(Figure dataset records)
::::
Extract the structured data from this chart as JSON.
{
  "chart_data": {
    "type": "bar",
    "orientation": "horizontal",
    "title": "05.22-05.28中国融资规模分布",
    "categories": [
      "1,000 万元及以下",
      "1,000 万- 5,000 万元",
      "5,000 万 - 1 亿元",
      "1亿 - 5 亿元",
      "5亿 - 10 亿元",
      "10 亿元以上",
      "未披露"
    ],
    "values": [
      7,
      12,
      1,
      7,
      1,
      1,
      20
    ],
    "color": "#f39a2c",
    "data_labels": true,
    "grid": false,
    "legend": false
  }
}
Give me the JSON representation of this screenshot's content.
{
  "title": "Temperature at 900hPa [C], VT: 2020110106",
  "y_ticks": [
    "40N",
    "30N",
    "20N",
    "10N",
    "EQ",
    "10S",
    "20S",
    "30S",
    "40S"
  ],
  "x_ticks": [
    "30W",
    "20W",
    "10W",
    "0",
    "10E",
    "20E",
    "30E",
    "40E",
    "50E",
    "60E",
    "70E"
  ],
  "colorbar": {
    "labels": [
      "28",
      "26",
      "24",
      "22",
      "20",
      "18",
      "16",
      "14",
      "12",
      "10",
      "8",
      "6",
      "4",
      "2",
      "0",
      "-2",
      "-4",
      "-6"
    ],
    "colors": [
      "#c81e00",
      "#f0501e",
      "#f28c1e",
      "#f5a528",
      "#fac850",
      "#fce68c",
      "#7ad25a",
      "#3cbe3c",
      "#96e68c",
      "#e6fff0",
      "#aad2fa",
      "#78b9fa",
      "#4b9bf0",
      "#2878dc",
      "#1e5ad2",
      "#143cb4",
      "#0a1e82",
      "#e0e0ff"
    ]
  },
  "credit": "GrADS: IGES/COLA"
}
::::
→ **Short problem**
Your task is to repeat the data exactly; please include every line.

→ **Written answer**
Extract the structured data from this chart as JSON.
{
  "chart_data": {
    "type": "bar",
    "orientation": "horizontal",
    "title": "05.22-05.28中国融资规模分布",
    "categories": [
      "1,000 万元及以下",
      "1,000 万- 5,000 万元",
      "5,000 万 - 1 亿元",
      "1亿 - 5 亿元",
      "5亿 - 10 亿元",
      "10 亿元以上",
      "未披露"
    ],
    "values": [
      7,
      12,
      1,
      7,
      1,
      1,
      20
    ],
    "color": "#f39a2c",
    "data_labels": true,
    "grid": false,
    "legend": false
  }
}
Give me the JSON representation of this screenshot's content.
{
  "title": "Temperature at 900hPa [C], VT: 2020110106",
  "y_ticks": [
    "40N",
    "30N",
    "20N",
    "10N",
    "EQ",
    "10S",
    "20S",
    "30S",
    "40S"
  ],
  "x_ticks": [
    "30W",
    "20W",
    "10W",
    "0",
    "10E",
    "20E",
    "30E",
    "40E",
    "50E",
    "60E",
    "70E"
  ],
  "colorbar": {
    "labels": [
      "28",
      "26",
      "24",
      "22",
      "20",
      "18",
      "16",
      "14",
      "12",
      "10",
      "8",
      "6",
      "4",
      "2",
      "0",
      "-2",
      "-4",
      "-6"
    ],
    "colors": [
      "#c81e00",
      "#f0501e",
      "#f28c1e",
      "#f5a528",
      "#fac850",
      "#fce68c",
      "#7ad25a",
      "#3cbe3c",
      "#96e68c",
      "#e6fff0",
      "#aad2fa",
      "#78b9fa",
      "#4b9bf0",
      "#2878dc",
      "#1e5ad2",
      "#143cb4",
      "#0a1e82",
      "#e0e0ff"
    ]
  },
  "credit": "GrADS: IGES/COLA"
}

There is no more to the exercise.